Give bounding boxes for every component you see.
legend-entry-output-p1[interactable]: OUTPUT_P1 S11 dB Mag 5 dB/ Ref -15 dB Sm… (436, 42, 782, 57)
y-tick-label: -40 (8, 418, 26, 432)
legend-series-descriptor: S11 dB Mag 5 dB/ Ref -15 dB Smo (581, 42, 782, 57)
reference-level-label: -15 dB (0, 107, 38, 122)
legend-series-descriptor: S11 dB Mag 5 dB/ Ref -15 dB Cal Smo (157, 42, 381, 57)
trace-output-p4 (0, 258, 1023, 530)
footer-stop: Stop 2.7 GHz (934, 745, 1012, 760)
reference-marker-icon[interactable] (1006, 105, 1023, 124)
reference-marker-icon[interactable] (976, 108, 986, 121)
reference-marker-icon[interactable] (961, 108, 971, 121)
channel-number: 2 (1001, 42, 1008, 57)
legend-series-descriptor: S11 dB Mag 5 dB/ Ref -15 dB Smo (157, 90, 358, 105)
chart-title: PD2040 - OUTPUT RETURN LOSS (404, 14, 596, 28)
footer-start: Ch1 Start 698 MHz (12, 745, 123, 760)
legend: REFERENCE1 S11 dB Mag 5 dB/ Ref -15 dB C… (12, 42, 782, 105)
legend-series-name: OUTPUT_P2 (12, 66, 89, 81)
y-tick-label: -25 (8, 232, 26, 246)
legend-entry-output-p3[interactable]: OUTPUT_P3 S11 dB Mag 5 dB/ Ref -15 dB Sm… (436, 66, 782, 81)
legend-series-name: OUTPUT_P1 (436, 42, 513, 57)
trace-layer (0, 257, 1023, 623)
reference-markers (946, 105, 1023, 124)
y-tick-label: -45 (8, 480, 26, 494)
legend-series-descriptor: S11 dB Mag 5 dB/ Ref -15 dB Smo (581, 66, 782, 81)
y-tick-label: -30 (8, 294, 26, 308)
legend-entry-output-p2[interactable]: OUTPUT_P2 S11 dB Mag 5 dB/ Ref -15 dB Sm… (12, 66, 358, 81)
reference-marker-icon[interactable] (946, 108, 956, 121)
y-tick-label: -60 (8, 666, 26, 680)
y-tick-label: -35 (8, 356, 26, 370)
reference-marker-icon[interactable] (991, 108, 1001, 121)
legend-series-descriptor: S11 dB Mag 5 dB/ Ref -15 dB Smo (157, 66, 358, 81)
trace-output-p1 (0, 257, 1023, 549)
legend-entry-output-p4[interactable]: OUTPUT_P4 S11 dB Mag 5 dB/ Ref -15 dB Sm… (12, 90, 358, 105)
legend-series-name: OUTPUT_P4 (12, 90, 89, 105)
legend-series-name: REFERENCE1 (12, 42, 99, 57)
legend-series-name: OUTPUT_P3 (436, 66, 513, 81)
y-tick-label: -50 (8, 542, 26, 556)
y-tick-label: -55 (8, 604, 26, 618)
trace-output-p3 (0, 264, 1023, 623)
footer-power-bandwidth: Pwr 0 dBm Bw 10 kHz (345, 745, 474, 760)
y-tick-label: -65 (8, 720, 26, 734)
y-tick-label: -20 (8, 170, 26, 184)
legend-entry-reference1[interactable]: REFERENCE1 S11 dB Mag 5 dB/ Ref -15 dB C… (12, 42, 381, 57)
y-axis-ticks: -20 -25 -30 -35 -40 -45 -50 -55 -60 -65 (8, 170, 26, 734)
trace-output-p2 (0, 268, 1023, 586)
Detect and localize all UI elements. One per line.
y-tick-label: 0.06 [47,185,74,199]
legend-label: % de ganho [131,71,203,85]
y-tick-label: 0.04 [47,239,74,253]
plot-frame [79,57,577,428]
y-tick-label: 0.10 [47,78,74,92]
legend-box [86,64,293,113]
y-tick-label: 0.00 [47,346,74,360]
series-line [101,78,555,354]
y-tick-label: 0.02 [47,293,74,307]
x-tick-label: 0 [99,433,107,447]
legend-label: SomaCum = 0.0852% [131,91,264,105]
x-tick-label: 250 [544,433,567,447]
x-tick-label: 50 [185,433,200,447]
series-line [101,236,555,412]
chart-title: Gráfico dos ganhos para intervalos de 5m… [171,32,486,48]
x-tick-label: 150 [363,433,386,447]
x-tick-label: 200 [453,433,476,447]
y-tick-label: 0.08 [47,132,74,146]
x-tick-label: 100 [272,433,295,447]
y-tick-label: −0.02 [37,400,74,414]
● ● ● ● ●
Can you retype these records line for line, leaving every character as it is?

Exercise answer:
Give bounding boxes for every component you see.
legend-entry-output-p1[interactable]: OUTPUT_P1 S11 dB Mag 5 dB/ Ref -15 dB Sm… (436, 42, 782, 57)
y-tick-label: -40 (8, 418, 26, 432)
legend-series-descriptor: S11 dB Mag 5 dB/ Ref -15 dB Smo (581, 42, 782, 57)
reference-level-label: -15 dB (0, 107, 38, 122)
legend-series-descriptor: S11 dB Mag 5 dB/ Ref -15 dB Cal Smo (157, 42, 381, 57)
trace-output-p4 (0, 258, 1023, 530)
footer-stop: Stop 2.7 GHz (934, 745, 1012, 760)
reference-marker-icon[interactable] (1006, 105, 1023, 124)
reference-marker-icon[interactable] (976, 108, 986, 121)
reference-marker-icon[interactable] (961, 108, 971, 121)
channel-number: 2 (1001, 42, 1008, 57)
legend-series-descriptor: S11 dB Mag 5 dB/ Ref -15 dB Smo (157, 90, 358, 105)
chart-title: PD2040 - OUTPUT RETURN LOSS (404, 14, 596, 28)
footer-start: Ch1 Start 698 MHz (12, 745, 123, 760)
legend: REFERENCE1 S11 dB Mag 5 dB/ Ref -15 dB C… (12, 42, 782, 105)
legend-series-name: OUTPUT_P2 (12, 66, 89, 81)
y-tick-label: -25 (8, 232, 26, 246)
legend-entry-output-p3[interactable]: OUTPUT_P3 S11 dB Mag 5 dB/ Ref -15 dB Sm… (436, 66, 782, 81)
legend-series-name: OUTPUT_P1 (436, 42, 513, 57)
trace-layer (0, 257, 1023, 623)
reference-markers (946, 105, 1023, 124)
y-tick-label: -45 (8, 480, 26, 494)
legend-series-descriptor: S11 dB Mag 5 dB/ Ref -15 dB Smo (581, 66, 782, 81)
y-tick-label: -30 (8, 294, 26, 308)
legend-entry-output-p2[interactable]: OUTPUT_P2 S11 dB Mag 5 dB/ Ref -15 dB Sm… (12, 66, 358, 81)
reference-marker-icon[interactable] (946, 108, 956, 121)
y-tick-label: -60 (8, 666, 26, 680)
y-tick-label: -35 (8, 356, 26, 370)
reference-marker-icon[interactable] (991, 108, 1001, 121)
legend-series-descriptor: S11 dB Mag 5 dB/ Ref -15 dB Smo (157, 66, 358, 81)
trace-output-p1 (0, 257, 1023, 549)
legend-entry-output-p4[interactable]: OUTPUT_P4 S11 dB Mag 5 dB/ Ref -15 dB Sm… (12, 90, 358, 105)
legend-series-name: OUTPUT_P4 (12, 90, 89, 105)
legend-series-name: REFERENCE1 (12, 42, 99, 57)
legend-series-name: OUTPUT_P3 (436, 66, 513, 81)
y-tick-label: -50 (8, 542, 26, 556)
y-tick-label: -55 (8, 604, 26, 618)
trace-output-p3 (0, 264, 1023, 623)
footer-power-bandwidth: Pwr 0 dBm Bw 10 kHz (345, 745, 474, 760)
y-tick-label: -65 (8, 720, 26, 734)
y-tick-label: -20 (8, 170, 26, 184)
legend-entry-reference1[interactable]: REFERENCE1 S11 dB Mag 5 dB/ Ref -15 dB C… (12, 42, 381, 57)
y-axis-ticks: -20 -25 -30 -35 -40 -45 -50 -55 -60 -65 (8, 170, 26, 734)
trace-output-p2 (0, 268, 1023, 586)
Detect and localize all UI elements. One per line.
y-tick-label: 0.06 [47,185,74,199]
legend-label: % de ganho [131,71,203,85]
y-tick-label: 0.04 [47,239,74,253]
plot-frame [79,57,577,428]
y-tick-label: 0.10 [47,78,74,92]
legend-box [86,64,293,113]
y-tick-label: 0.00 [47,346,74,360]
series-line [101,78,555,354]
y-tick-label: 0.02 [47,293,74,307]
x-tick-label: 0 [99,433,107,447]
legend-label: SomaCum = 0.0852% [131,91,264,105]
x-tick-label: 250 [544,433,567,447]
x-tick-label: 50 [185,433,200,447]
series-line [101,236,555,412]
chart-title: Gráfico dos ganhos para intervalos de 5m… [171,32,486,48]
x-tick-label: 150 [363,433,386,447]
x-tick-label: 200 [453,433,476,447]
y-tick-label: 0.08 [47,132,74,146]
x-tick-label: 100 [272,433,295,447]
y-tick-label: −0.02 [37,400,74,414]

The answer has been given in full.